Exercise aim:
Can you reproduce the data beneath, keeping every line exact?

Rows:
□ □ □

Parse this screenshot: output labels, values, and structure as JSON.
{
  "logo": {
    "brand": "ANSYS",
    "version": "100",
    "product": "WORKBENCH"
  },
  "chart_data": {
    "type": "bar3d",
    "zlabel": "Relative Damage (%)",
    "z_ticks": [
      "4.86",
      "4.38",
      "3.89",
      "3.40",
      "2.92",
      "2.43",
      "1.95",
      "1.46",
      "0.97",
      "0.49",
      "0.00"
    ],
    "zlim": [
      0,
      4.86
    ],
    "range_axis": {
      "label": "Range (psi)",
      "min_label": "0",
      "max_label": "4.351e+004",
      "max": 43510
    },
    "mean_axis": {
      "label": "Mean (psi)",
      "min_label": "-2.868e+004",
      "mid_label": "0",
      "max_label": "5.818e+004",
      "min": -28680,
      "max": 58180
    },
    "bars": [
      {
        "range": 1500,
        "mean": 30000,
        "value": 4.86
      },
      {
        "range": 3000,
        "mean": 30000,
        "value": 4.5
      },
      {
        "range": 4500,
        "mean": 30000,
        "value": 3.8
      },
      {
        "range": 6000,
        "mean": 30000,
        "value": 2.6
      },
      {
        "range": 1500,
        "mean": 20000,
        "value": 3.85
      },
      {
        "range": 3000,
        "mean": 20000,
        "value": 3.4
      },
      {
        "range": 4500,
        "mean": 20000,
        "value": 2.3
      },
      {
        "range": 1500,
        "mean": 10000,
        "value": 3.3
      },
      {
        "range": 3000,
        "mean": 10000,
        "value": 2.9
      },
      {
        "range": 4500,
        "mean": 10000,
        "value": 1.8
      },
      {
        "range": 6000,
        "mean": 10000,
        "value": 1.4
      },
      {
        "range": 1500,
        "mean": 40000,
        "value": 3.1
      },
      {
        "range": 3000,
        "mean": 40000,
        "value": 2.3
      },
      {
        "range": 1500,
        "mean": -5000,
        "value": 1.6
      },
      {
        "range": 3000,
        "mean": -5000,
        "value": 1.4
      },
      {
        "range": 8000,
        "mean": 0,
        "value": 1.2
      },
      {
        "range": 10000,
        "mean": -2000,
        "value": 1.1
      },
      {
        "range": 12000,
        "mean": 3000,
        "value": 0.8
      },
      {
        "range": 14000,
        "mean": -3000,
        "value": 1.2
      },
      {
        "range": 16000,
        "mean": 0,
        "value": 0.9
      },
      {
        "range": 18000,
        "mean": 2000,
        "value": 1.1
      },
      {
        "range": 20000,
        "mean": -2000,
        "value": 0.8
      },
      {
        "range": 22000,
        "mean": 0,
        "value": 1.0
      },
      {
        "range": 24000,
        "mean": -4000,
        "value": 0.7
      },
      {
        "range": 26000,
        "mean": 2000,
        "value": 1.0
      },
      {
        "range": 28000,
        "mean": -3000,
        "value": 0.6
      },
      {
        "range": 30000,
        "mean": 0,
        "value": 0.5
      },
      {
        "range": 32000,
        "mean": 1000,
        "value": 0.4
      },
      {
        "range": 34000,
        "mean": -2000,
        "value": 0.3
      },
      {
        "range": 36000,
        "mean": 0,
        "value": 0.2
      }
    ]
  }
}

□ □ □

Result for this task:
Parse this screenshot: output labels, values, and structure as JSON.
{
  "logo": {
    "brand": "ANSYS",
    "version": "100",
    "product": "WORKBENCH"
  },
  "chart_data": {
    "type": "bar3d",
    "zlabel": "Relative Damage (%)",
    "z_ticks": [
      "4.86",
      "4.38",
      "3.89",
      "3.40",
      "2.92",
      "2.43",
      "1.95",
      "1.46",
      "0.97",
      "0.49",
      "0.00"
    ],
    "zlim": [
      0,
      4.86
    ],
    "range_axis": {
      "label": "Range (psi)",
      "min_label": "0",
      "max_label": "4.351e+004",
      "max": 43510
    },
    "mean_axis": {
      "label": "Mean (psi)",
      "min_label": "-2.868e+004",
      "mid_label": "0",
      "max_label": "5.818e+004",
      "min": -28680,
      "max": 58180
    },
    "bars": [
      {
        "range": 1500,
        "mean": 30000,
        "value": 4.86
      },
      {
        "range": 3000,
        "mean": 30000,
        "value": 4.5
      },
      {
        "range": 4500,
        "mean": 30000,
        "value": 3.8
      },
      {
        "range": 6000,
        "mean": 30000,
        "value": 2.6
      },
      {
        "range": 1500,
        "mean": 20000,
        "value": 3.85
      },
      {
        "range": 3000,
        "mean": 20000,
        "value": 3.4
      },
      {
        "range": 4500,
        "mean": 20000,
        "value": 2.3
      },
      {
        "range": 1500,
        "mean": 10000,
        "value": 3.3
      },
      {
        "range": 3000,
        "mean": 10000,
        "value": 2.9
      },
      {
        "range": 4500,
        "mean": 10000,
        "value": 1.8
      },
      {
        "range": 6000,
        "mean": 10000,
        "value": 1.4
      },
      {
        "range": 1500,
        "mean": 40000,
        "value": 3.1
      },
      {
        "range": 3000,
        "mean": 40000,
        "value": 2.3
      },
      {
        "range": 1500,
        "mean": -5000,
        "value": 1.6
      },
      {
        "range": 3000,
        "mean": -5000,
        "value": 1.4
      },
      {
        "range": 8000,
        "mean": 0,
        "value": 1.2
      },
      {
        "range": 10000,
        "mean": -2000,
        "value": 1.1
      },
      {
        "range": 12000,
        "mean": 3000,
        "value": 0.8
      },
      {
        "range": 14000,
        "mean": -3000,
        "value": 1.2
      },
      {
        "range": 16000,
        "mean": 0,
        "value": 0.9
      },
      {
        "range": 18000,
        "mean": 2000,
        "value": 1.1
      },
      {
        "range": 20000,
        "mean": -2000,
        "value": 0.8
      },
      {
        "range": 22000,
        "mean": 0,
        "value": 1.0
      },
      {
        "range": 24000,
        "mean": -4000,
        "value": 0.7
      },
      {
        "range": 26000,
        "mean": 2000,
        "value": 1.0
      },
      {
        "range": 28000,
        "mean": -3000,
        "value": 0.6
      },
      {
        "range": 30000,
        "mean": 0,
        "value": 0.5
      },
      {
        "range": 32000,
        "mean": 1000,
        "value": 0.4
      },
      {
        "range": 34000,
        "mean": -2000,
        "value": 0.3
      },
      {
        "range": 36000,
        "mean": 0,
        "value": 0.2
      }
    ]
  }
}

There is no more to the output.